Copy each line of the data below exactly, leaving out pictures.
────────────────────
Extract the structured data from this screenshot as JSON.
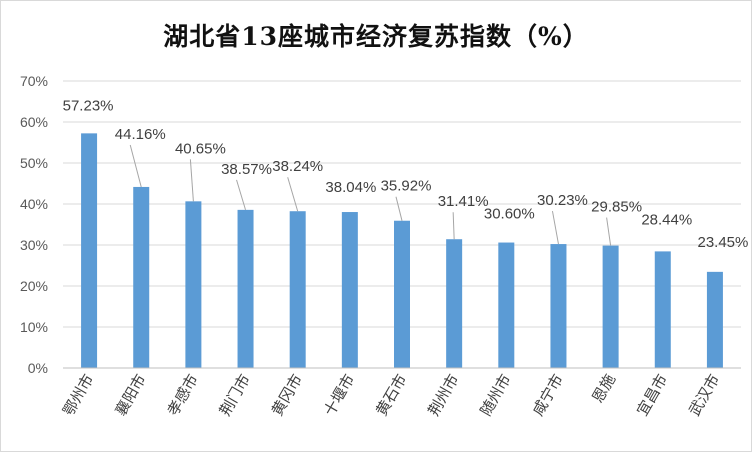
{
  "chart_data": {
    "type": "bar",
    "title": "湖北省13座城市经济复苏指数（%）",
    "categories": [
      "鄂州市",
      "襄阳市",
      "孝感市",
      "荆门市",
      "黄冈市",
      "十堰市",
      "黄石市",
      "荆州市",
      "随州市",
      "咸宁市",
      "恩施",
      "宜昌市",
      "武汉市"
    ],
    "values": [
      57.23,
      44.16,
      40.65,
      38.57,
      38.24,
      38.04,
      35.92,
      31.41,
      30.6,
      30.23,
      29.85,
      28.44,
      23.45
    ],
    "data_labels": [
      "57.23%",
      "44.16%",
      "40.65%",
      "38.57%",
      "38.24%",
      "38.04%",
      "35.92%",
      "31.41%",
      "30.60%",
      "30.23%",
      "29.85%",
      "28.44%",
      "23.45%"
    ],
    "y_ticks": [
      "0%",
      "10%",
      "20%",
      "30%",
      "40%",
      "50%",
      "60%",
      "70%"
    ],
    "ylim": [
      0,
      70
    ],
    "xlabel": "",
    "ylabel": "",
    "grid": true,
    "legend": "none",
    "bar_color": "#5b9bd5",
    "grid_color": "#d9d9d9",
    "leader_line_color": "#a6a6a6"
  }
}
────────────────────
● ANSWER TO THIS TASK
Extract the structured data from this screenshot as JSON.
{
  "chart_data": {
    "type": "bar",
    "title": "湖北省13座城市经济复苏指数（%）",
    "categories": [
      "鄂州市",
      "襄阳市",
      "孝感市",
      "荆门市",
      "黄冈市",
      "十堰市",
      "黄石市",
      "荆州市",
      "随州市",
      "咸宁市",
      "恩施",
      "宜昌市",
      "武汉市"
    ],
    "values": [
      57.23,
      44.16,
      40.65,
      38.57,
      38.24,
      38.04,
      35.92,
      31.41,
      30.6,
      30.23,
      29.85,
      28.44,
      23.45
    ],
    "data_labels": [
      "57.23%",
      "44.16%",
      "40.65%",
      "38.57%",
      "38.24%",
      "38.04%",
      "35.92%",
      "31.41%",
      "30.60%",
      "30.23%",
      "29.85%",
      "28.44%",
      "23.45%"
    ],
    "y_ticks": [
      "0%",
      "10%",
      "20%",
      "30%",
      "40%",
      "50%",
      "60%",
      "70%"
    ],
    "ylim": [
      0,
      70
    ],
    "xlabel": "",
    "ylabel": "",
    "grid": true,
    "legend": "none",
    "bar_color": "#5b9bd5",
    "grid_color": "#d9d9d9",
    "leader_line_color": "#a6a6a6"
  }
}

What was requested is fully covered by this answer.